» **Selected excerpt**
....

The prototype initially consisted of various web based video systems, Skype, Apple FaceTime and Google Video Chat and Hangout for conveying the drawing and the communication data and to create a shared work surface, projected horizontally. This worked fine for conveying the initial feeling of presence, but the static user interfaces of these tools did not allow for any real experimentation, e.g.
with overlaying video channels on top of each other or mixing windowed and full screen experiences. An alternative set-up was therefore also tested which deployed novel web technologies, such as HTML5 WebRTC for audio and video transfer. The aim is that the prototype can integrate various technologies on a horizontal surface, thus allowing users to choose between different interaction tools – freehand drawing using a conventional pen, web-based whiteboard software, WebRTC functionalities, placing augmented artefacts on the desktop – resulting in expected responses, reactions and dialogic interaction with a remote colleague.

....

» **Listed records**
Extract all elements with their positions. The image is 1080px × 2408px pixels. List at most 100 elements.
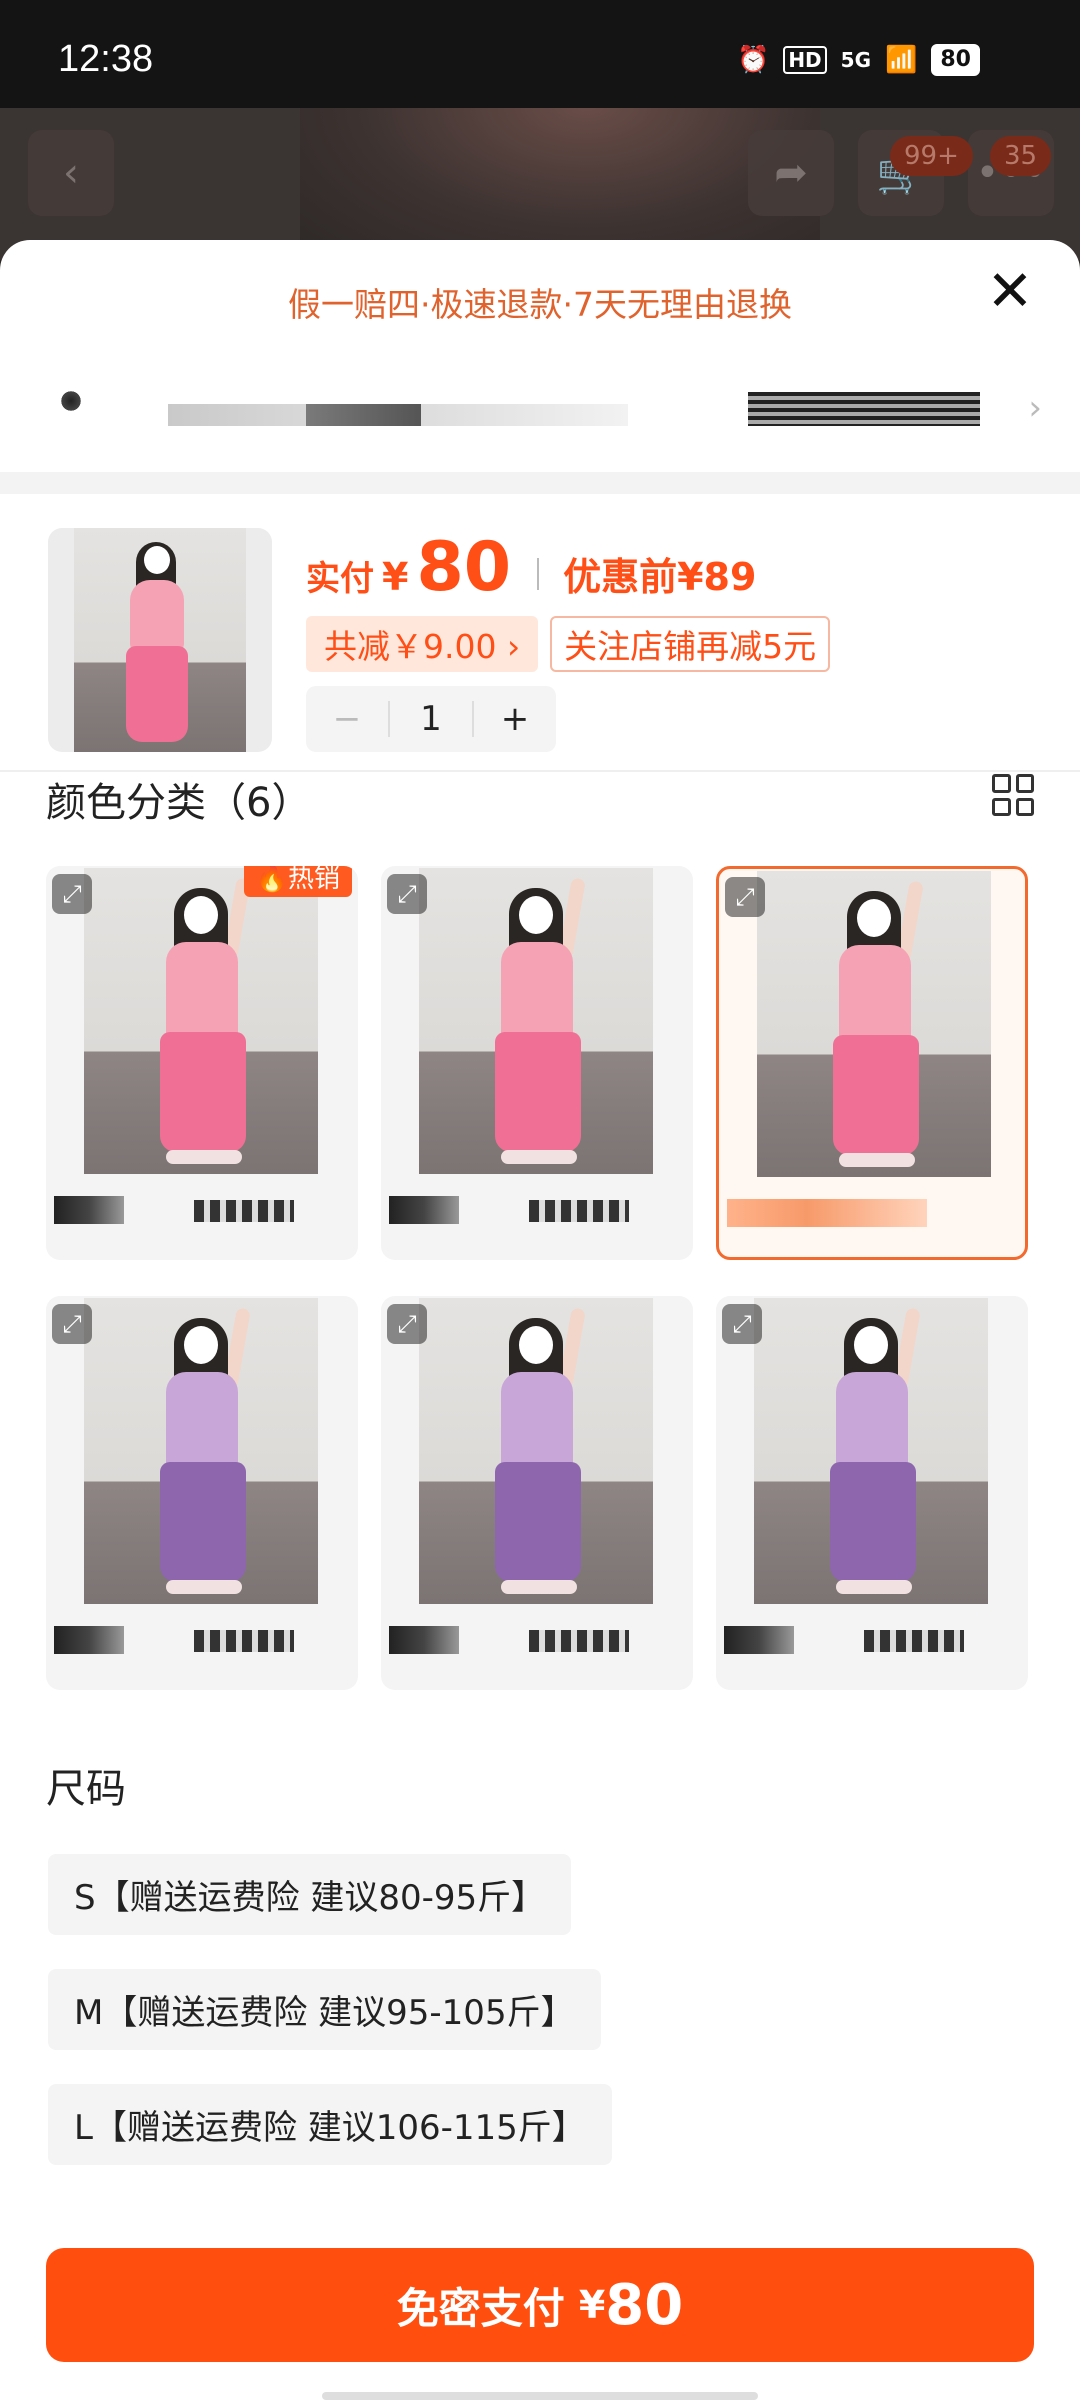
status-icons: ⏰ HD 5G 📶 80: [737, 44, 980, 76]
expand-icon[interactable]: ⤢: [722, 1304, 762, 1344]
grid-view-icon[interactable]: [992, 774, 1034, 816]
person-pants: [830, 1462, 916, 1582]
person-pants: [160, 1032, 246, 1152]
size-option-l[interactable]: L【赠送运费险 建议106-115斤】: [48, 2084, 612, 2165]
sku-selection-sheet: 假一赔四·极速退款·7天无理由退换 ✕ › 实付 ¥ 80 优惠前¥89 共减￥…: [0, 240, 1080, 2408]
person-top: [501, 942, 573, 1038]
color-option-3[interactable]: ⤢: [716, 866, 1028, 1260]
pay-button-price: 80: [605, 2272, 684, 2338]
size-options: S【赠送运费险 建议80-95斤】 M【赠送运费险 建议95-105斤】 L【赠…: [48, 1854, 612, 2199]
color-option-label-redacted: [727, 1199, 1017, 1227]
person-shoes: [839, 1153, 915, 1167]
person-top: [836, 1372, 908, 1468]
shop-name-redacted: [168, 404, 628, 426]
message-badge: 35: [990, 136, 1052, 176]
increase-button[interactable]: +: [474, 699, 556, 739]
battery-icon: 80: [931, 44, 980, 76]
original-price: 优惠前¥89: [563, 555, 757, 599]
status-bar: 12:38 ⏰ HD 5G 📶 80: [0, 0, 1080, 108]
scroll-fade: [0, 2170, 1080, 2202]
color-option-label-redacted: [54, 1626, 344, 1654]
color-option-photo: [754, 1298, 988, 1604]
person-face: [519, 896, 553, 934]
status-time: 12:38: [58, 38, 154, 80]
shop-avatar: [54, 384, 88, 418]
color-option-2[interactable]: ⤢: [381, 866, 693, 1260]
expand-icon[interactable]: ⤢: [387, 874, 427, 914]
cart-badge: 99+: [890, 136, 973, 176]
expand-icon[interactable]: ⤢: [52, 874, 92, 914]
color-option-5[interactable]: ⤢: [381, 1296, 693, 1690]
size-option-s[interactable]: S【赠送运费险 建议80-95斤】: [48, 1854, 572, 1935]
follow-shop-chip[interactable]: 关注店铺再减5元: [550, 616, 831, 672]
color-option-label-redacted: [724, 1626, 1014, 1654]
color-option-photo: [84, 1298, 318, 1604]
color-option-6[interactable]: ⤢: [716, 1296, 1028, 1690]
quantity-value[interactable]: 1: [388, 701, 474, 737]
person-top: [166, 942, 238, 1038]
person-face: [519, 1326, 553, 1364]
expand-icon[interactable]: ⤢: [387, 1304, 427, 1344]
price-divider: [537, 558, 540, 590]
color-section-title: 颜色分类（6）: [46, 780, 312, 826]
final-price: 80: [416, 528, 512, 607]
total-discount-chip[interactable]: 共减￥9.00 ›: [306, 616, 539, 672]
color-option-photo: [84, 868, 318, 1174]
person-shoes: [501, 1150, 577, 1164]
color-option-photo: [419, 868, 653, 1174]
home-indicator[interactable]: [322, 2392, 758, 2400]
signal-icon: 5G: [840, 48, 871, 72]
size-option-m[interactable]: M【赠送运费险 建议95-105斤】: [48, 1969, 601, 2050]
person-pants: [495, 1462, 581, 1582]
pay-label: 实付: [306, 559, 374, 599]
color-option-photo: [757, 871, 991, 1177]
quantity-stepper: − 1 +: [306, 686, 556, 752]
color-option-label-redacted: [389, 1196, 679, 1224]
person-pants: [495, 1032, 581, 1152]
color-option-label-redacted: [389, 1626, 679, 1654]
color-option-4[interactable]: ⤢: [46, 1296, 358, 1690]
color-options-grid: ⤢ 🔥热销 ⤢ ⤢ ⤢ ⤢ ⤢: [46, 866, 1036, 1690]
pay-button[interactable]: 免密支付 ¥ 80: [46, 2248, 1034, 2362]
person-top: [839, 945, 911, 1041]
person-shoes: [166, 1580, 242, 1594]
person-shoes: [501, 1580, 577, 1594]
share-icon: ➦: [748, 130, 834, 216]
guarantee-banner: 假一赔四·极速退款·7天无理由退换: [288, 285, 792, 324]
person-pants: [160, 1462, 246, 1582]
person-top: [501, 1372, 573, 1468]
person-face: [184, 896, 218, 934]
hot-sale-badge: 🔥热销: [243, 866, 352, 897]
wifi-icon: 📶: [885, 45, 918, 75]
pay-button-label: 免密支付: [396, 2283, 565, 2333]
person-face: [144, 546, 170, 574]
person-shoes: [166, 1150, 242, 1164]
shop-info-row[interactable]: ›: [0, 362, 1080, 452]
price-row: 实付 ¥ 80 优惠前¥89: [306, 528, 756, 607]
color-option-photo: [419, 1298, 653, 1604]
expand-icon[interactable]: ⤢: [52, 1304, 92, 1344]
expand-icon[interactable]: ⤢: [725, 877, 765, 917]
pay-button-currency: ¥: [578, 2283, 606, 2327]
product-thumbnail[interactable]: [48, 528, 272, 752]
shop-info-redacted: [748, 392, 980, 426]
person-face: [854, 1326, 888, 1364]
chevron-right-icon: ›: [1028, 388, 1042, 428]
back-icon: ‹: [28, 130, 114, 216]
person-shoes: [836, 1580, 912, 1594]
color-option-label-redacted: [54, 1196, 344, 1224]
close-icon[interactable]: ✕: [982, 264, 1038, 320]
person-face: [184, 1326, 218, 1364]
person-top: [166, 1372, 238, 1468]
product-summary: 实付 ¥ 80 优惠前¥89 共减￥9.00 › 关注店铺再减5元 − 1 +: [0, 528, 1080, 768]
person-pants: [833, 1035, 919, 1155]
person-face: [857, 899, 891, 937]
currency-symbol: ¥: [382, 555, 409, 599]
person-pants: [126, 646, 188, 742]
size-section-title: 尺码: [46, 1766, 126, 1812]
discount-chips: 共减￥9.00 › 关注店铺再减5元: [306, 616, 831, 672]
thumbnail-photo: [74, 528, 246, 752]
decrease-button[interactable]: −: [306, 699, 388, 739]
color-option-1[interactable]: ⤢ 🔥热销: [46, 866, 358, 1260]
hd-icon: HD: [783, 46, 827, 74]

....

» **Problems**
**1)** For each statement about the prototype excerpt, state whether it agrees with the text, answering yes or no and quoting the words that settle it. (a) The static user interfaces of the initial tools permitted real experimentation. (b) The alternative set-up used HTML5 WebRTC for audio and video transfer. (c) The shared work surface was projected vertically.
**2)** Reproduce the stretch of the prototype excerpt from "with overlaying video" through "a remote colleague.".
The records are a distinct body of material and are not connected to the excerpt.

» **Solution set**
**1)**
(a) No: "the static user interfaces of these tools did not allow for any real experimentation"
(b) Yes: "deployed novel web technologies, such as HTML5 WebRTC for audio and video transfer"
(c) No: "projected horizontally"

**2)**
with overlaying video channels on top of each other or mixing windowed and full screen experiences. An alternative set-up was therefore also tested which deployed novel web technologies, such as HTML5 WebRTC for audio and video transfer. The aim is that the prototype can integrate various technologies on a horizontal surface, thus allowing users to choose between different interaction tools – freehand drawing using a conventional pen, web-based whiteboard software, WebRTC functionalities, placing augmented artefacts on the desktop – resulting in expected responses, reactions and dialogic interaction with a remote colleague.